TASK REQUIREMENTS | Transcribe all of the material exactly.

EXTRACTED ENTRIES |
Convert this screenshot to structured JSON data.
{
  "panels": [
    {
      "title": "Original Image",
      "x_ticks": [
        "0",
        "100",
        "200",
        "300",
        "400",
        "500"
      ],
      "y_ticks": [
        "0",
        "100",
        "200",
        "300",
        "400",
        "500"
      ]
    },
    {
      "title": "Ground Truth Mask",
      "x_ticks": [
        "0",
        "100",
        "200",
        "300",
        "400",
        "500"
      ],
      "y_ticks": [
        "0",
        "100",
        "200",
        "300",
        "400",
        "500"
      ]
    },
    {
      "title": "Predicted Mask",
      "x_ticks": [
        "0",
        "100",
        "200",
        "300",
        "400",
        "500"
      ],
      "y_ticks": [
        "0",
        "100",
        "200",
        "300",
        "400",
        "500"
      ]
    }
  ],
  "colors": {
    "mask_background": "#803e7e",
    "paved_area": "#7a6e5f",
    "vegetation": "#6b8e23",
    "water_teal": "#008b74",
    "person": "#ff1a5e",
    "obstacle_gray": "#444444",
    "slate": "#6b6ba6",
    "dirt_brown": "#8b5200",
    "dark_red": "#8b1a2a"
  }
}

CORRECT RESPONSE |
Convert this screenshot to structured JSON data.
{
  "panels": [
    {
      "title": "Original Image",
      "x_ticks": [
        "0",
        "100",
        "200",
        "300",
        "400",
        "500"
      ],
      "y_ticks": [
        "0",
        "100",
        "200",
        "300",
        "400",
        "500"
      ]
    },
    {
      "title": "Ground Truth Mask",
      "x_ticks": [
        "0",
        "100",
        "200",
        "300",
        "400",
        "500"
      ],
      "y_ticks": [
        "0",
        "100",
        "200",
        "300",
        "400",
        "500"
      ]
    },
    {
      "title": "Predicted Mask",
      "x_ticks": [
        "0",
        "100",
        "200",
        "300",
        "400",
        "500"
      ],
      "y_ticks": [
        "0",
        "100",
        "200",
        "300",
        "400",
        "500"
      ]
    }
  ],
  "colors": {
    "mask_background": "#803e7e",
    "paved_area": "#7a6e5f",
    "vegetation": "#6b8e23",
    "water_teal": "#008b74",
    "person": "#ff1a5e",
    "obstacle_gray": "#444444",
    "slate": "#6b6ba6",
    "dirt_brown": "#8b5200",
    "dark_red": "#8b1a2a"
  }
}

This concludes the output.